**AIM:** Please output the lines shown below exactly as they appear.

**ROWS:**
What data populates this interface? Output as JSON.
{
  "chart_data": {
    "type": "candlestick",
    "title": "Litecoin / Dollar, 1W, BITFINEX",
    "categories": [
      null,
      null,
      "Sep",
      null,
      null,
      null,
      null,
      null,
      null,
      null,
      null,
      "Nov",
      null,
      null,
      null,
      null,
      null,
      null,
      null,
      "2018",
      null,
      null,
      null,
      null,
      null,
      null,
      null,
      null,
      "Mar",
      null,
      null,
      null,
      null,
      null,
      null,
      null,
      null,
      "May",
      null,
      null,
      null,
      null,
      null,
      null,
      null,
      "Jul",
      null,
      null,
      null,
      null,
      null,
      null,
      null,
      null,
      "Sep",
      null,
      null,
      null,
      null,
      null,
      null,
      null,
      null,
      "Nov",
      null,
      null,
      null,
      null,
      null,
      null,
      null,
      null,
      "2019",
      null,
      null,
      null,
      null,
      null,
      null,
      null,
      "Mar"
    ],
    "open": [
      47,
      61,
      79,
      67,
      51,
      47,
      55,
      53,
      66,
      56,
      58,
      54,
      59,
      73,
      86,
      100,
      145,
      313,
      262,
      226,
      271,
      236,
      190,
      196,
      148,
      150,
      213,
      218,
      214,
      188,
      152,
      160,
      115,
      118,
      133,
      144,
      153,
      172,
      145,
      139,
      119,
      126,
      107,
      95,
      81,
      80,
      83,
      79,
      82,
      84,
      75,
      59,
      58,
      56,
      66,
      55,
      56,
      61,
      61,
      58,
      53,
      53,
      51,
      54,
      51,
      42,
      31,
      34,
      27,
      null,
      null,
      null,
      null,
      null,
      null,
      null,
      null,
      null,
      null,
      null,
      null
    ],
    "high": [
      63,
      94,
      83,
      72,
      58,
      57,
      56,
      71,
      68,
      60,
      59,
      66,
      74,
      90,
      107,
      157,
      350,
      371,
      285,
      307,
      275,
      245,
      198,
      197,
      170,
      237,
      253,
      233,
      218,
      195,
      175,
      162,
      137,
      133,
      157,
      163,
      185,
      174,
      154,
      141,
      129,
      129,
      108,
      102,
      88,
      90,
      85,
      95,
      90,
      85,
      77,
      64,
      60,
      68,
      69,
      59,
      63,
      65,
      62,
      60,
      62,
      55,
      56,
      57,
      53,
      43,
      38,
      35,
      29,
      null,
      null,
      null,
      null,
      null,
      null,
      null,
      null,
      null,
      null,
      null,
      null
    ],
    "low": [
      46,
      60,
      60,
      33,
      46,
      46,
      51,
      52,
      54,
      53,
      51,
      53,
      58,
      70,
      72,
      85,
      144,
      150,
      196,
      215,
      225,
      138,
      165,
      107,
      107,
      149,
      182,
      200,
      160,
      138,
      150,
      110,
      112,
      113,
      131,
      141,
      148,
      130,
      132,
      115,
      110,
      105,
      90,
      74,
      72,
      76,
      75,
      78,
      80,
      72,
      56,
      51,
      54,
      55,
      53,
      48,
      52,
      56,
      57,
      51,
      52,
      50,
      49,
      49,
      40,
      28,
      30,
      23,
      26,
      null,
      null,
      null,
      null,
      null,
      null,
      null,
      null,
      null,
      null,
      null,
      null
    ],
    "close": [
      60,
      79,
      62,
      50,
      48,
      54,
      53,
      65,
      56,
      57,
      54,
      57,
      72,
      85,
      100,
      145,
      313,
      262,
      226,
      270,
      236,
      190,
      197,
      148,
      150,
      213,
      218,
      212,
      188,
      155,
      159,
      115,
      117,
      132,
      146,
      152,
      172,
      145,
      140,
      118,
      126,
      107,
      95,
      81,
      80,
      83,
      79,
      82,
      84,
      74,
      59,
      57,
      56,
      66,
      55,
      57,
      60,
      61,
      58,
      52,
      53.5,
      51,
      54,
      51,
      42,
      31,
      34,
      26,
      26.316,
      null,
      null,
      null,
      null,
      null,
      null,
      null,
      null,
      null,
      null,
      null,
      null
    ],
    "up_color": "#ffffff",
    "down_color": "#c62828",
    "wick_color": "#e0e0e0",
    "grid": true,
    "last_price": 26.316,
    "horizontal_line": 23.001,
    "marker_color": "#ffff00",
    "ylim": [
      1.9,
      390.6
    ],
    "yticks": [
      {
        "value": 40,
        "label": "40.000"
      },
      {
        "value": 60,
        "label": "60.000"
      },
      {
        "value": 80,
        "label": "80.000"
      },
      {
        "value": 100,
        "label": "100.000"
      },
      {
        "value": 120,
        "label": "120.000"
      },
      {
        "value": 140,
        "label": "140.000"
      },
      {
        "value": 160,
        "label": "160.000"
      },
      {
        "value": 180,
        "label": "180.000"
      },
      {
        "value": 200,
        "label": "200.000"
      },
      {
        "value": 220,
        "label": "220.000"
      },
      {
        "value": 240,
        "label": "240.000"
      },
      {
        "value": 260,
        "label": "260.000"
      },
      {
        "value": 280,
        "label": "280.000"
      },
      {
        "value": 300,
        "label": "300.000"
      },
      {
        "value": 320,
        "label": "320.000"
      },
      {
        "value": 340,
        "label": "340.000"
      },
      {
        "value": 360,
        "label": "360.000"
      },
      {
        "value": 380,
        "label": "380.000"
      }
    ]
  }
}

**RESPONSE:**
What data populates this interface? Output as JSON.
{
  "chart_data": {
    "type": "candlestick",
    "title": "Litecoin / Dollar, 1W, BITFINEX",
    "categories": [
      null,
      null,
      "Sep",
      null,
      null,
      null,
      null,
      null,
      null,
      null,
      null,
      "Nov",
      null,
      null,
      null,
      null,
      null,
      null,
      null,
      "2018",
      null,
      null,
      null,
      null,
      null,
      null,
      null,
      null,
      "Mar",
      null,
      null,
      null,
      null,
      null,
      null,
      null,
      null,
      "May",
      null,
      null,
      null,
      null,
      null,
      null,
      null,
      "Jul",
      null,
      null,
      null,
      null,
      null,
      null,
      null,
      null,
      "Sep",
      null,
      null,
      null,
      null,
      null,
      null,
      null,
      null,
      "Nov",
      null,
      null,
      null,
      null,
      null,
      null,
      null,
      null,
      "2019",
      null,
      null,
      null,
      null,
      null,
      null,
      null,
      "Mar"
    ],
    "open": [
      47,
      61,
      79,
      67,
      51,
      47,
      55,
      53,
      66,
      56,
      58,
      54,
      59,
      73,
      86,
      100,
      145,
      313,
      262,
      226,
      271,
      236,
      190,
      196,
      148,
      150,
      213,
      218,
      214,
      188,
      152,
      160,
      115,
      118,
      133,
      144,
      153,
      172,
      145,
      139,
      119,
      126,
      107,
      95,
      81,
      80,
      83,
      79,
      82,
      84,
      75,
      59,
      58,
      56,
      66,
      55,
      56,
      61,
      61,
      58,
      53,
      53,
      51,
      54,
      51,
      42,
      31,
      34,
      27,
      null,
      null,
      null,
      null,
      null,
      null,
      null,
      null,
      null,
      null,
      null,
      null
    ],
    "high": [
      63,
      94,
      83,
      72,
      58,
      57,
      56,
      71,
      68,
      60,
      59,
      66,
      74,
      90,
      107,
      157,
      350,
      371,
      285,
      307,
      275,
      245,
      198,
      197,
      170,
      237,
      253,
      233,
      218,
      195,
      175,
      162,
      137,
      133,
      157,
      163,
      185,
      174,
      154,
      141,
      129,
      129,
      108,
      102,
      88,
      90,
      85,
      95,
      90,
      85,
      77,
      64,
      60,
      68,
      69,
      59,
      63,
      65,
      62,
      60,
      62,
      55,
      56,
      57,
      53,
      43,
      38,
      35,
      29,
      null,
      null,
      null,
      null,
      null,
      null,
      null,
      null,
      null,
      null,
      null,
      null
    ],
    "low": [
      46,
      60,
      60,
      33,
      46,
      46,
      51,
      52,
      54,
      53,
      51,
      53,
      58,
      70,
      72,
      85,
      144,
      150,
      196,
      215,
      225,
      138,
      165,
      107,
      107,
      149,
      182,
      200,
      160,
      138,
      150,
      110,
      112,
      113,
      131,
      141,
      148,
      130,
      132,
      115,
      110,
      105,
      90,
      74,
      72,
      76,
      75,
      78,
      80,
      72,
      56,
      51,
      54,
      55,
      53,
      48,
      52,
      56,
      57,
      51,
      52,
      50,
      49,
      49,
      40,
      28,
      30,
      23,
      26,
      null,
      null,
      null,
      null,
      null,
      null,
      null,
      null,
      null,
      null,
      null,
      null
    ],
    "close": [
      60,
      79,
      62,
      50,
      48,
      54,
      53,
      65,
      56,
      57,
      54,
      57,
      72,
      85,
      100,
      145,
      313,
      262,
      226,
      270,
      236,
      190,
      197,
      148,
      150,
      213,
      218,
      212,
      188,
      155,
      159,
      115,
      117,
      132,
      146,
      152,
      172,
      145,
      140,
      118,
      126,
      107,
      95,
      81,
      80,
      83,
      79,
      82,
      84,
      74,
      59,
      57,
      56,
      66,
      55,
      57,
      60,
      61,
      58,
      52,
      53.5,
      51,
      54,
      51,
      42,
      31,
      34,
      26,
      26.316,
      null,
      null,
      null,
      null,
      null,
      null,
      null,
      null,
      null,
      null,
      null,
      null
    ],
    "up_color": "#ffffff",
    "down_color": "#c62828",
    "wick_color": "#e0e0e0",
    "grid": true,
    "last_price": 26.316,
    "horizontal_line": 23.001,
    "marker_color": "#ffff00",
    "ylim": [
      1.9,
      390.6
    ],
    "yticks": [
      {
        "value": 40,
        "label": "40.000"
      },
      {
        "value": 60,
        "label": "60.000"
      },
      {
        "value": 80,
        "label": "80.000"
      },
      {
        "value": 100,
        "label": "100.000"
      },
      {
        "value": 120,
        "label": "120.000"
      },
      {
        "value": 140,
        "label": "140.000"
      },
      {
        "value": 160,
        "label": "160.000"
      },
      {
        "value": 180,
        "label": "180.000"
      },
      {
        "value": 200,
        "label": "200.000"
      },
      {
        "value": 220,
        "label": "220.000"
      },
      {
        "value": 240,
        "label": "240.000"
      },
      {
        "value": 260,
        "label": "260.000"
      },
      {
        "value": 280,
        "label": "280.000"
      },
      {
        "value": 300,
        "label": "300.000"
      },
      {
        "value": 320,
        "label": "320.000"
      },
      {
        "value": 340,
        "label": "340.000"
      },
      {
        "value": 360,
        "label": "360.000"
      },
      {
        "value": 380,
        "label": "380.000"
      }
    ]
  }
}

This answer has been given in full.